Task instructions
Every record below should be printed exactly as it appears.

[Chart and figure data]
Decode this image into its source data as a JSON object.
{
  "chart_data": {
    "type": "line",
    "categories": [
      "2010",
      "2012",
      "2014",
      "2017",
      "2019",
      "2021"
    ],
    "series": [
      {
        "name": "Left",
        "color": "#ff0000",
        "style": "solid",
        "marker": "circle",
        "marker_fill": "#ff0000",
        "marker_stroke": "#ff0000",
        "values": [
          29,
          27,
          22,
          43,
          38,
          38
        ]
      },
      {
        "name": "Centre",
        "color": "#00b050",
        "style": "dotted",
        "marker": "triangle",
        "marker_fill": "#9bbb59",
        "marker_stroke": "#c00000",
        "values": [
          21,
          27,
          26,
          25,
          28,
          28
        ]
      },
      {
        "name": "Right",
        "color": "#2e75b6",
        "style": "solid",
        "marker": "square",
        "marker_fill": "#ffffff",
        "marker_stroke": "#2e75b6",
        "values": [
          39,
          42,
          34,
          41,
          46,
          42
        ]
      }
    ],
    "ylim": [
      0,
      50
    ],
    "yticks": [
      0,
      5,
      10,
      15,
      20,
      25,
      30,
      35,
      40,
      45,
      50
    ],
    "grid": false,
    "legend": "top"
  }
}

The reply
Decode this image into its source data as a JSON object.
{
  "chart_data": {
    "type": "line",
    "categories": [
      "2010",
      "2012",
      "2014",
      "2017",
      "2019",
      "2021"
    ],
    "series": [
      {
        "name": "Left",
        "color": "#ff0000",
        "style": "solid",
        "marker": "circle",
        "marker_fill": "#ff0000",
        "marker_stroke": "#ff0000",
        "values": [
          29,
          27,
          22,
          43,
          38,
          38
        ]
      },
      {
        "name": "Centre",
        "color": "#00b050",
        "style": "dotted",
        "marker": "triangle",
        "marker_fill": "#9bbb59",
        "marker_stroke": "#c00000",
        "values": [
          21,
          27,
          26,
          25,
          28,
          28
        ]
      },
      {
        "name": "Right",
        "color": "#2e75b6",
        "style": "solid",
        "marker": "square",
        "marker_fill": "#ffffff",
        "marker_stroke": "#2e75b6",
        "values": [
          39,
          42,
          34,
          41,
          46,
          42
        ]
      }
    ],
    "ylim": [
      0,
      50
    ],
    "yticks": [
      0,
      5,
      10,
      15,
      20,
      25,
      30,
      35,
      40,
      45,
      50
    ],
    "grid": false,
    "legend": "top"
  }
}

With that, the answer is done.